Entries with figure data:
____________________

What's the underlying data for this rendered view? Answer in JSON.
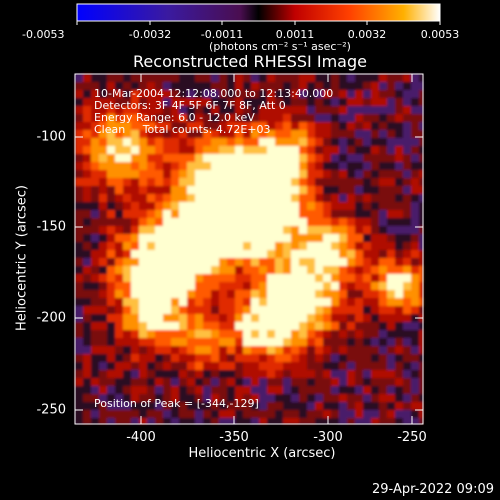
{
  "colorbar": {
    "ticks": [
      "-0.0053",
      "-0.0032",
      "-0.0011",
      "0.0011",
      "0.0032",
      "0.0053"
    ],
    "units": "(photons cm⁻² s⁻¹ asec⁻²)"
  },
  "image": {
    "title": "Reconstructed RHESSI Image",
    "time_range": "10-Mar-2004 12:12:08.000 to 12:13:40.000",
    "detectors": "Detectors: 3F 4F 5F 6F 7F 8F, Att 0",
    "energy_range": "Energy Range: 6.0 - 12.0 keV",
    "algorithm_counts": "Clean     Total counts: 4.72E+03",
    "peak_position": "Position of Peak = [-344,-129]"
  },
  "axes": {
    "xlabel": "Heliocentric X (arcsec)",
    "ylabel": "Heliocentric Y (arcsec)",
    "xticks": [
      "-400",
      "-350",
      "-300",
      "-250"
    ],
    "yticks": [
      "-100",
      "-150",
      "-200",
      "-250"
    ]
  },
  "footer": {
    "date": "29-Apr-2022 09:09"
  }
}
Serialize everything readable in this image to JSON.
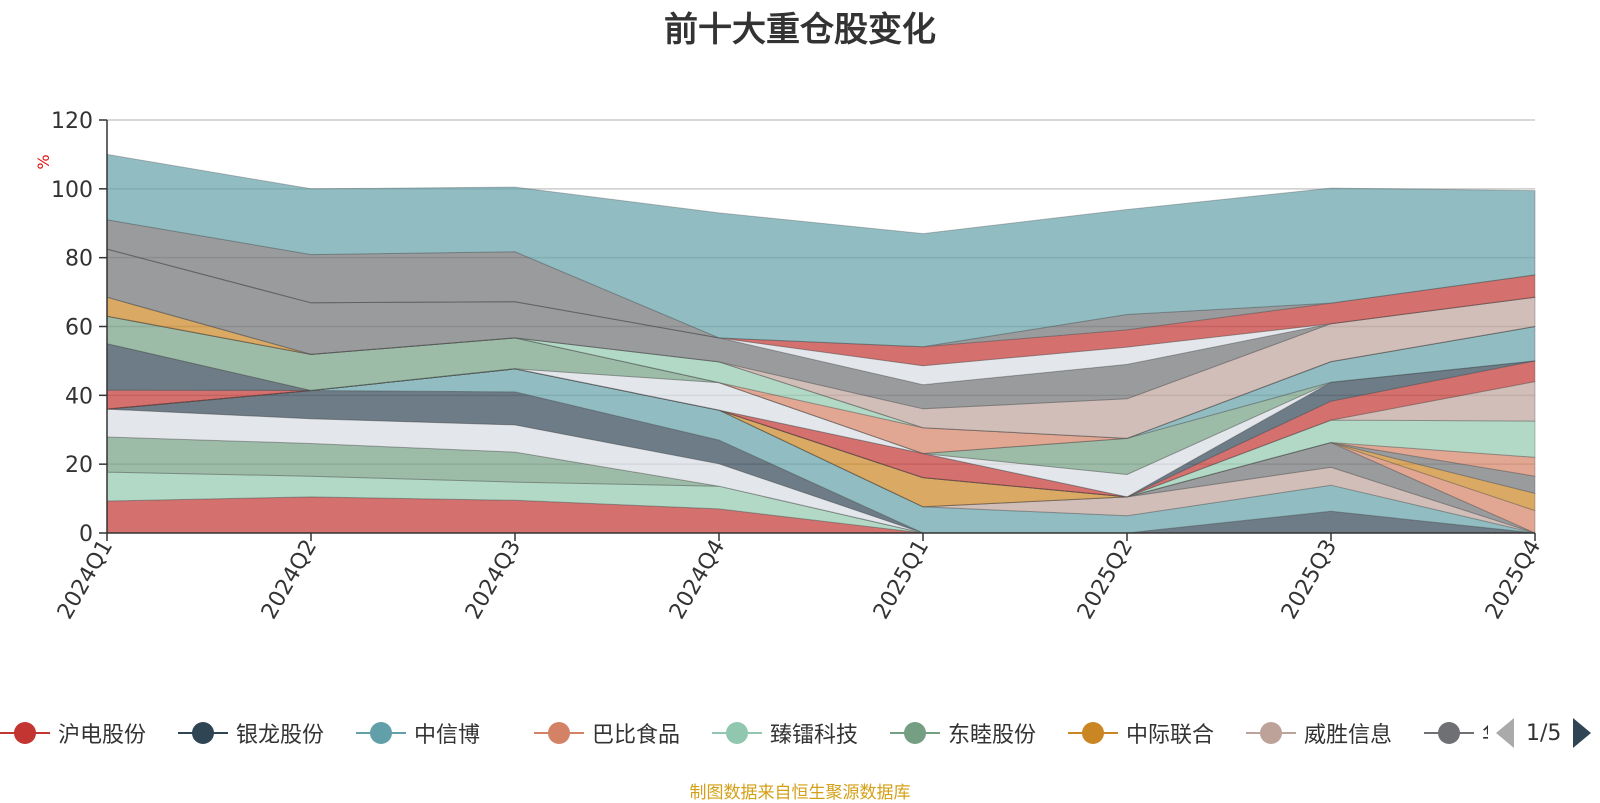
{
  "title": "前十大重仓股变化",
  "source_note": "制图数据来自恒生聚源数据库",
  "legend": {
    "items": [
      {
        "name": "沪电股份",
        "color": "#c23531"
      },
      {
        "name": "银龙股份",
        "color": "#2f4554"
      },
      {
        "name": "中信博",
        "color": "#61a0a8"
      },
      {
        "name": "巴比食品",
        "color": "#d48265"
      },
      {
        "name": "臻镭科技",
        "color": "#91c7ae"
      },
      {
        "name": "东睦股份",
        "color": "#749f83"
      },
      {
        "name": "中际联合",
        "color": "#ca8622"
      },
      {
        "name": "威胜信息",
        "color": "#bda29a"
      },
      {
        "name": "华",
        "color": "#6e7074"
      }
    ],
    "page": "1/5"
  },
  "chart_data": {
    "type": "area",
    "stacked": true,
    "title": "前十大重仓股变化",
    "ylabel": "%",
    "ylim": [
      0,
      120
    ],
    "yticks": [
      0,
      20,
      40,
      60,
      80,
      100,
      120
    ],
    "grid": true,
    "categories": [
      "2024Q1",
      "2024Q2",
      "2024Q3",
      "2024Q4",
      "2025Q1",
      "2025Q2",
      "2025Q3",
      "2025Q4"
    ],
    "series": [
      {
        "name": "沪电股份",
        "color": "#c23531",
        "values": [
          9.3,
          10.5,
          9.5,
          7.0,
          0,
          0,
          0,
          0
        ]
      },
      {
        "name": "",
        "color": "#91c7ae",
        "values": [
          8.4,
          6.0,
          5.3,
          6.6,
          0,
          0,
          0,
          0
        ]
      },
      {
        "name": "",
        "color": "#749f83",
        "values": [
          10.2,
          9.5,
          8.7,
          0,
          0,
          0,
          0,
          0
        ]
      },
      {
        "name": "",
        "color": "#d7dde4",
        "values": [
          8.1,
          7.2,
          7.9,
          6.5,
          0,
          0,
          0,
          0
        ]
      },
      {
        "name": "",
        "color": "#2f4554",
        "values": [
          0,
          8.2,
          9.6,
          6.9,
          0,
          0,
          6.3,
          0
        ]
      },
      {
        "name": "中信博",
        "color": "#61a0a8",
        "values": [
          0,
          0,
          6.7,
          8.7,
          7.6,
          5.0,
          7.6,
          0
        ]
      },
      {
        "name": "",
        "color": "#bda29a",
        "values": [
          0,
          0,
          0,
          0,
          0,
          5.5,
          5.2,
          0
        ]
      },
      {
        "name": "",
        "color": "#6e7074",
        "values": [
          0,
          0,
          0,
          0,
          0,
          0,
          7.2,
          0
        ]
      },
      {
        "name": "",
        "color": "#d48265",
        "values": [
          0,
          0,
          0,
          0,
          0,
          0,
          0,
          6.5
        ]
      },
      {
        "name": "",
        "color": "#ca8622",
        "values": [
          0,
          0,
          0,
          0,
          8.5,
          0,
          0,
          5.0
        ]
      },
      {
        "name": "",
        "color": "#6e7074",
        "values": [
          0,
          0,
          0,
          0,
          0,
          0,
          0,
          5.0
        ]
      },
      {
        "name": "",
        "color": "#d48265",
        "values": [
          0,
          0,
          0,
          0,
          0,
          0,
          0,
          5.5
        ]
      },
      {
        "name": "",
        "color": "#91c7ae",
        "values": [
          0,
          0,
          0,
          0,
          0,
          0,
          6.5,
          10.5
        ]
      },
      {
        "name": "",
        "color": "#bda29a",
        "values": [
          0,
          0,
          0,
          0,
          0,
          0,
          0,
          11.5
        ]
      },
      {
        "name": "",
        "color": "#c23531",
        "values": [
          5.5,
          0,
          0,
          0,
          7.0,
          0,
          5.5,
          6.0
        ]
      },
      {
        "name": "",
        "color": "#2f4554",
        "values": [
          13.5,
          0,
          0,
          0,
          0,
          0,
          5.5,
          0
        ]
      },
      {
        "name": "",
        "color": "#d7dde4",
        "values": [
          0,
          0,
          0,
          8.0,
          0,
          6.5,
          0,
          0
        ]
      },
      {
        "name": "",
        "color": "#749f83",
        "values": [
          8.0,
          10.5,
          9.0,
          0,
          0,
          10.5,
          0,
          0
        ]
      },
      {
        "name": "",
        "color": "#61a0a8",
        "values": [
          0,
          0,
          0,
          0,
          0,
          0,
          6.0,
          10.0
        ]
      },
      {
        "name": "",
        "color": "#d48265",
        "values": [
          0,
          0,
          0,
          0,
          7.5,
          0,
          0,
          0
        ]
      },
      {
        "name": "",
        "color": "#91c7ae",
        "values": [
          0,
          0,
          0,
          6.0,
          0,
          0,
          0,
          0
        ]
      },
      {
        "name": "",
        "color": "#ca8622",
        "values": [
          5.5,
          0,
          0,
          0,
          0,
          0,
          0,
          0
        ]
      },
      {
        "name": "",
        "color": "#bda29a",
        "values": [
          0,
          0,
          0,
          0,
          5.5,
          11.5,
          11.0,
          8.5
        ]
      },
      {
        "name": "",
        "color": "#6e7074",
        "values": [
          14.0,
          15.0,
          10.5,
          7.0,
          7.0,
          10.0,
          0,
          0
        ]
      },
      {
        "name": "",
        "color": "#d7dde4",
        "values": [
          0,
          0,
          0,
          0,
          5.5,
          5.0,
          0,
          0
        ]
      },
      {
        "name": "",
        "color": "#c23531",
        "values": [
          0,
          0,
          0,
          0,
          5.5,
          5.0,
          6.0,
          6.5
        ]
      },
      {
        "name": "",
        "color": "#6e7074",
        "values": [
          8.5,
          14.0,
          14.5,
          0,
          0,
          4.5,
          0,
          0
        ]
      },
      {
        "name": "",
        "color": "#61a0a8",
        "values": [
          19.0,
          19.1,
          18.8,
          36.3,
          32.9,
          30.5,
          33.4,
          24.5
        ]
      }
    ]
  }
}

____________________

== Goal of the exercise ==
Scan the material above. Return every line containing the string "arcsec".

== Correct answer ==
    "xlabel": "Heliocentric X (arcsec)",
    "ylabel": "Heliocentric Y (arcsec)",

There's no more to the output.